[What you have to do]:
Word for word, transcribe the lines below and drop the pictures.

[Source material]:
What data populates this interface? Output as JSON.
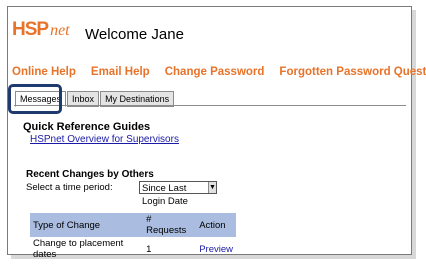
{
  "header": {
    "logo_main": "HSP",
    "logo_suffix": "net",
    "welcome": "Welcome Jane"
  },
  "top_links": [
    "Online Help",
    "Email Help",
    "Change Password",
    "Forgotten Password Question"
  ],
  "tabs": [
    {
      "label": "Messages",
      "active": true
    },
    {
      "label": "Inbox",
      "active": false
    },
    {
      "label": "My Destinations",
      "active": false
    }
  ],
  "quick_ref": {
    "title": "Quick Reference Guides",
    "link": "HSPnet Overview for Supervisors"
  },
  "recent": {
    "title": "Recent Changes by Others",
    "period_label": "Select a time period:",
    "period_value": "Since Last Login Date",
    "table": {
      "headers": [
        "Type of Change",
        "# Requests",
        "Action"
      ],
      "rows": [
        [
          "Change to placement dates",
          "1",
          "Preview"
        ]
      ]
    }
  },
  "colors": {
    "brand_orange": "#e8732a",
    "link_blue": "#1a1aa8",
    "table_header": "#aabde0",
    "highlight_border": "#1e3a6e"
  }
}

[In response]:
What data populates this interface? Output as JSON.
{
  "header": {
    "logo_main": "HSP",
    "logo_suffix": "net",
    "welcome": "Welcome Jane"
  },
  "top_links": [
    "Online Help",
    "Email Help",
    "Change Password",
    "Forgotten Password Question"
  ],
  "tabs": [
    {
      "label": "Messages",
      "active": true
    },
    {
      "label": "Inbox",
      "active": false
    },
    {
      "label": "My Destinations",
      "active": false
    }
  ],
  "quick_ref": {
    "title": "Quick Reference Guides",
    "link": "HSPnet Overview for Supervisors"
  },
  "recent": {
    "title": "Recent Changes by Others",
    "period_label": "Select a time period:",
    "period_value": "Since Last Login Date",
    "table": {
      "headers": [
        "Type of Change",
        "# Requests",
        "Action"
      ],
      "rows": [
        [
          "Change to placement dates",
          "1",
          "Preview"
        ]
      ]
    }
  },
  "colors": {
    "brand_orange": "#e8732a",
    "link_blue": "#1a1aa8",
    "table_header": "#aabde0",
    "highlight_border": "#1e3a6e"
  }
}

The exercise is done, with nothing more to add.